■ Problem to solve
In the records below, find each line with the word "диверсификация" and copy it.
───── Records
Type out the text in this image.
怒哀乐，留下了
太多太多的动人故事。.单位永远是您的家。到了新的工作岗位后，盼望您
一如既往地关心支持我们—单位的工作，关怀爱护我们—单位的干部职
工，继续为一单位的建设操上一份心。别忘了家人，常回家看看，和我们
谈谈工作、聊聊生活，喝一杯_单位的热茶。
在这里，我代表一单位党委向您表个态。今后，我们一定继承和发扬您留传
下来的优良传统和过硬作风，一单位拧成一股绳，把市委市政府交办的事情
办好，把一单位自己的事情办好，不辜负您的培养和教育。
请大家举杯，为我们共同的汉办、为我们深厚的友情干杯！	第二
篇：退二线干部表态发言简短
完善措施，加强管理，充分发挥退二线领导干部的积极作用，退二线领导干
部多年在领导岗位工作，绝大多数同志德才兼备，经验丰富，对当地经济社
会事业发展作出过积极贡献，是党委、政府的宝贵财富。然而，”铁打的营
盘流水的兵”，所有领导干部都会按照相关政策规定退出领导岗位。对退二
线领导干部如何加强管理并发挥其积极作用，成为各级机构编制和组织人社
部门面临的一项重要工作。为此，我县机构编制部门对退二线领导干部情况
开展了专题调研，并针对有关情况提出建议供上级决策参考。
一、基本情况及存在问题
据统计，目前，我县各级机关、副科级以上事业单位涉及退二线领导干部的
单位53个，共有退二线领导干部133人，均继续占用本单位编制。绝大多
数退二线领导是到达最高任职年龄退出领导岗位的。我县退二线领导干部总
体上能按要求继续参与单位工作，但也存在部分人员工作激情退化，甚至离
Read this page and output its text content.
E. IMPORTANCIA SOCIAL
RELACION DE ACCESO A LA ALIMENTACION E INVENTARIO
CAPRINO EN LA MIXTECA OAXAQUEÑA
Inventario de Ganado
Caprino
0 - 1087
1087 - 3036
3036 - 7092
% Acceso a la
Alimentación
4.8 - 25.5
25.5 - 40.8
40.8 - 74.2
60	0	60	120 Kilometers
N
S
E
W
──────────
───── Records
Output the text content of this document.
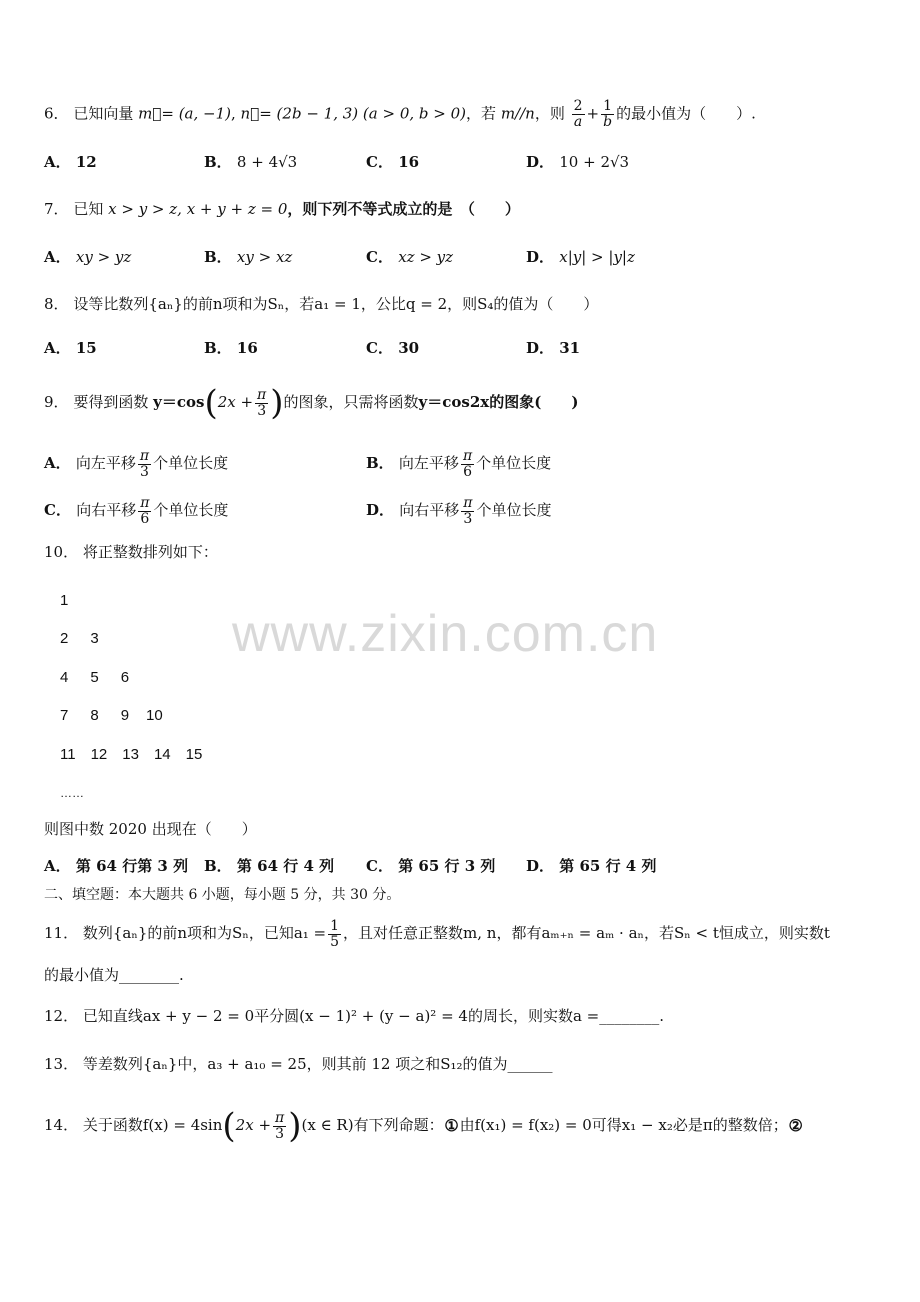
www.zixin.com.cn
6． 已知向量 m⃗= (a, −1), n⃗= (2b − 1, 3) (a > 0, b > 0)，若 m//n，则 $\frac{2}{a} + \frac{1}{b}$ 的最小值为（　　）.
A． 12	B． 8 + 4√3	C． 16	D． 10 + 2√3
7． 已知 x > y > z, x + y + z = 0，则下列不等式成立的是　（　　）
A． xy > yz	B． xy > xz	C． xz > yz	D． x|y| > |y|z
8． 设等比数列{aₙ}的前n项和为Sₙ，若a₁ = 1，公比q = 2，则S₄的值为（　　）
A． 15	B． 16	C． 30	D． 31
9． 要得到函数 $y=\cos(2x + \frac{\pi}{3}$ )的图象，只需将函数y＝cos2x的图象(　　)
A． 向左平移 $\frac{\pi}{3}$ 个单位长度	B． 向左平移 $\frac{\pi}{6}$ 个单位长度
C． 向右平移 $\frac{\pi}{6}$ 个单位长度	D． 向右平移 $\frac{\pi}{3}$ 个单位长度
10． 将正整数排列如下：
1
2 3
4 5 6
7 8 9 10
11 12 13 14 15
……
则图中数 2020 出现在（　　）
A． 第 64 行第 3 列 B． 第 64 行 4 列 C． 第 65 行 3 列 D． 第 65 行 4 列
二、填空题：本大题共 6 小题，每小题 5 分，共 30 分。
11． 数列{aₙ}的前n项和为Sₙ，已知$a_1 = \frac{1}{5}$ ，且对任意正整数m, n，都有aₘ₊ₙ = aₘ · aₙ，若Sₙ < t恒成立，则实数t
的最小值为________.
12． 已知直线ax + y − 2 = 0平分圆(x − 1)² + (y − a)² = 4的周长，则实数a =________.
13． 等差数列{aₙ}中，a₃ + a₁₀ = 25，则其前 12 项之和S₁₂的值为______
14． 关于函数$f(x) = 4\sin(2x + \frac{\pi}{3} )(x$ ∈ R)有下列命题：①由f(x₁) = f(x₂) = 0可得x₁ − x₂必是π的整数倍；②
──────────
───── Records
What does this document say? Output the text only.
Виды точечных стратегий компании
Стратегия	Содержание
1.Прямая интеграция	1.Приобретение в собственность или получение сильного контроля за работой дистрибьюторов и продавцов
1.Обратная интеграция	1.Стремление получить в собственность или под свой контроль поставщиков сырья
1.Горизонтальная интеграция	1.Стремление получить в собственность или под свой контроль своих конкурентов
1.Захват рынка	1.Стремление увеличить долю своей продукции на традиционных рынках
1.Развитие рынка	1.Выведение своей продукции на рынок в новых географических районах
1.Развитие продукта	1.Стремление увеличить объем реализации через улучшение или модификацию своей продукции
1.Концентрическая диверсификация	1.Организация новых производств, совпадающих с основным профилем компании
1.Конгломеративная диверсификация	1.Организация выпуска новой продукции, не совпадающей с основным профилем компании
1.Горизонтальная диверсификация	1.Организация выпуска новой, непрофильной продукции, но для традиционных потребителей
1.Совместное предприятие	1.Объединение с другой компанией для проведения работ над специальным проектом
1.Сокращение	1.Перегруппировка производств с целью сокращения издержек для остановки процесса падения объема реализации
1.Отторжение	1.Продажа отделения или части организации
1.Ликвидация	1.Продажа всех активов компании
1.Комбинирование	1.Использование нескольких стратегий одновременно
──────────
■ Response below
1.Концентрическая диверсификация	1.Организация новых производств, совпадающих с основным профилем компании
1.Конгломеративная диверсификация	1.Организация выпуска новой продукции, не совпадающей с основным профилем компании
1.Горизонтальная диверсификация	1.Организация выпуска новой, непрофильной продукции, но для традиционных потребителей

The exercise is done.